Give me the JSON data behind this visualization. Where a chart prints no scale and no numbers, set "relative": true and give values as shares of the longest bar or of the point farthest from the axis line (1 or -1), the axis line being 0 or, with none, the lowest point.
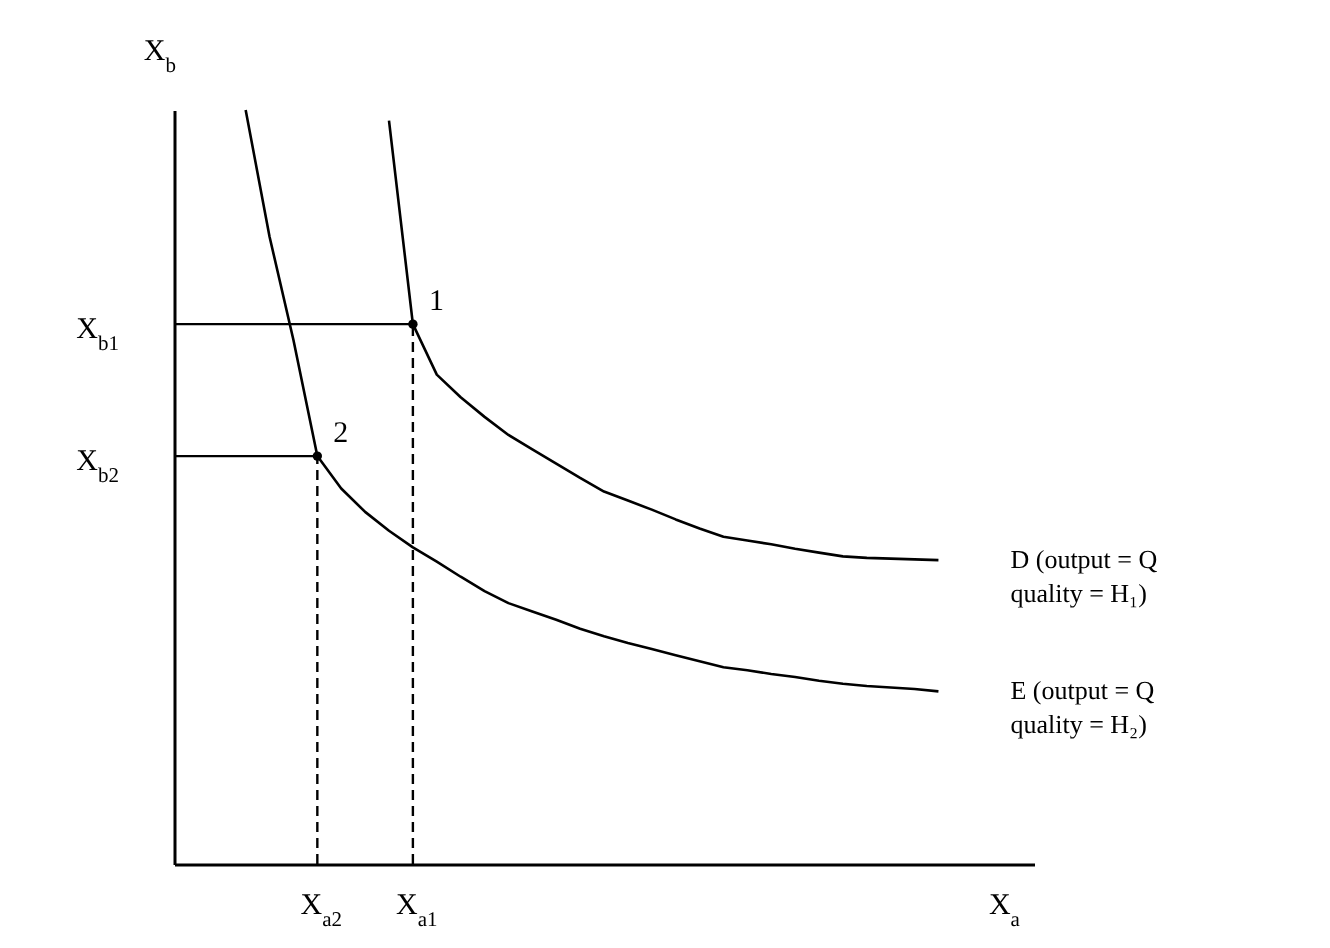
{
  "chart_data": {
    "type": "line",
    "xlabel": "X$_{a}$",
    "ylabel": "X$_{b}$",
    "relative": true,
    "legend": false,
    "categories": [
      null,
      null,
      null,
      null,
      null,
      null,
      "X$_{a2}$",
      null,
      null,
      null,
      "X$_{a1}$",
      null,
      null,
      null,
      null,
      null,
      null,
      null,
      null,
      null,
      null,
      null,
      null,
      null,
      null,
      null,
      null,
      null,
      null,
      null,
      null,
      null,
      null,
      null,
      null,
      null,
      null
    ],
    "series": [
      {
        "name": "D (output = Q\nquality = H₁)",
        "color": "#000000",
        "values": [
          null,
          null,
          null,
          null,
          null,
          null,
          null,
          null,
          null,
          0.986,
          0.716,
          0.649,
          0.619,
          0.593,
          0.569,
          0.55,
          0.531,
          0.512,
          0.494,
          0.482,
          0.47,
          0.457,
          0.445,
          0.434,
          0.429,
          0.424,
          0.418,
          0.413,
          0.408,
          0.406,
          0.405,
          0.404,
          0.403,
          null,
          null,
          null,
          null
        ]
      },
      {
        "name": "E (output = Q\nquality = H₂)",
        "color": "#000000",
        "values": [
          null,
          null,
          null,
          1,
          0.832,
          0.695,
          0.541,
          0.498,
          0.467,
          0.442,
          0.42,
          0.401,
          0.381,
          0.362,
          0.346,
          0.335,
          0.324,
          0.312,
          0.302,
          0.293,
          0.285,
          0.277,
          0.269,
          0.261,
          0.257,
          0.252,
          0.248,
          0.243,
          0.239,
          0.236,
          0.234,
          0.232,
          0.229,
          null,
          null,
          null,
          null
        ]
      },
      {
        "type": "scatter",
        "color": "#000000",
        "values": [
          null,
          null,
          null,
          null,
          null,
          null,
          0.541,
          null,
          null,
          null,
          0.716,
          null,
          null,
          null,
          null,
          null,
          null,
          null,
          null,
          null,
          null,
          null,
          null,
          null,
          null,
          null,
          null,
          null,
          null,
          null,
          null,
          null,
          null,
          null,
          null,
          null,
          null
        ]
      }
    ],
    "annotations": [
      "2",
      "1",
      "X$_{b2}$",
      "X$_{b1}$"
    ]
  }
}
·····
Extract each line from the entries above that contains the string "true".

# Exercise result:
Give me the JSON data behind this visualization. Where a chart prints no scale and no numbers, set "relative": true and give values as shares of the longest bar or of the point farthest from the axis line (1 or -1), the axis line being 0 or, with none, the lowest point.
    "relative": true,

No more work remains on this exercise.